Action item: Retype the following records exactly and exclude the pictures.

-- Opening Marker --

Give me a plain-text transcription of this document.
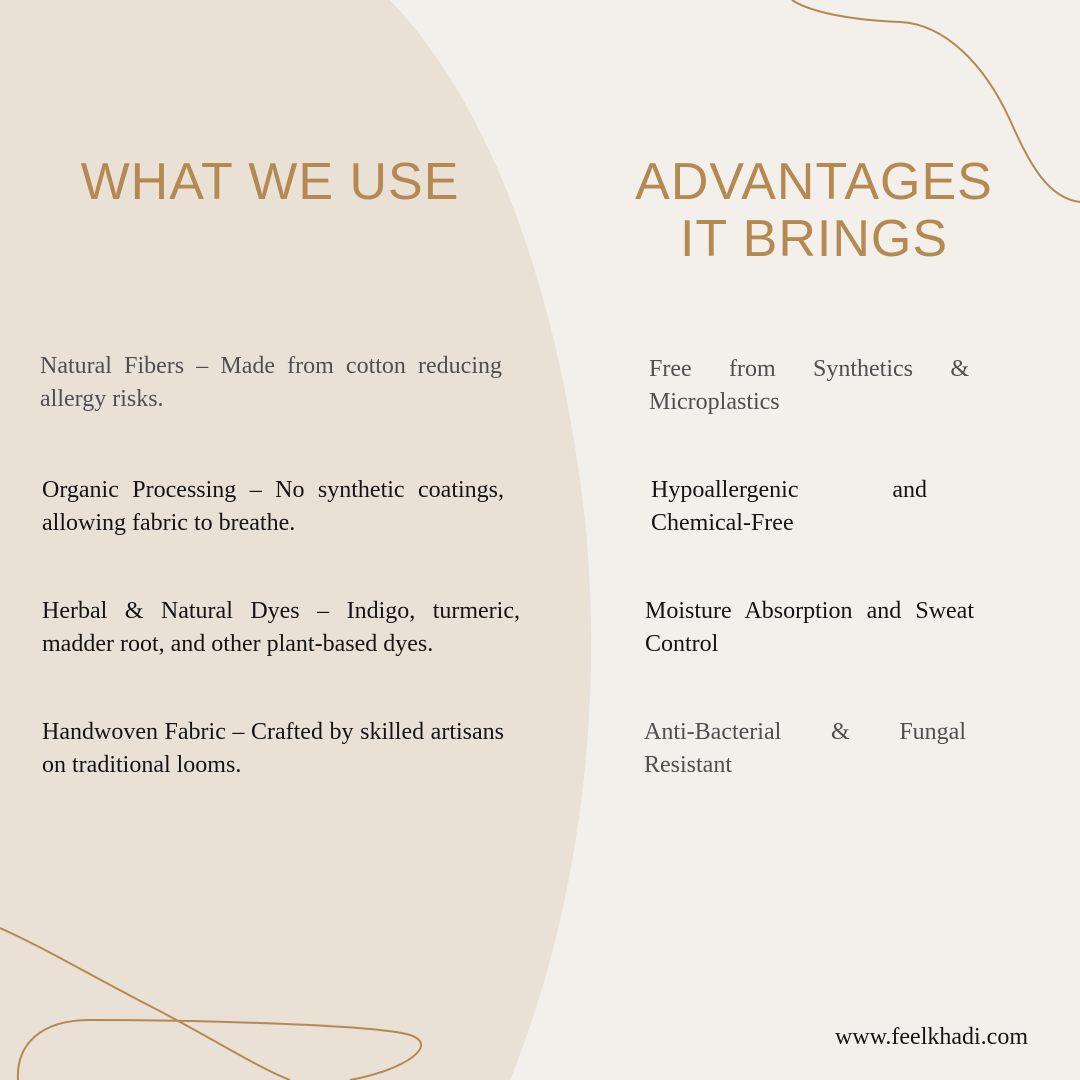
WHAT WE USE	ADVANTAGES
IT BRINGS

Natural Fibers – Made from cotton reducing allergy risks.

Organic Processing – No synthetic coatings, allowing fabric to breathe.

Herbal & Natural Dyes – Indigo, turmeric, madder root, and other plant-based dyes.

Handwoven Fabric – Crafted by skilled artisans on traditional looms.

Free from Synthetics & Microplastics

Hypoallergenic and Chemical-Free

Moisture Absorption and Sweat Control

Anti-Bacterial & Fungal Resistant

www.feelkhadi.com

-- Closing Marker --

Solution for this task:
Give me a plain-text transcription of this document.
WHAT WE USE	ADVANTAGES
IT BRINGS

Natural Fibers – Made from cotton reducing allergy risks.

Organic Processing – No synthetic coatings, allowing fabric to breathe.

Herbal & Natural Dyes – Indigo, turmeric, madder root, and other plant-based dyes.

Handwoven Fabric – Crafted by skilled artisans on traditional looms.

Free from Synthetics & Microplastics

Hypoallergenic and Chemical-Free

Moisture Absorption and Sweat Control

Anti-Bacterial & Fungal Resistant

www.feelkhadi.com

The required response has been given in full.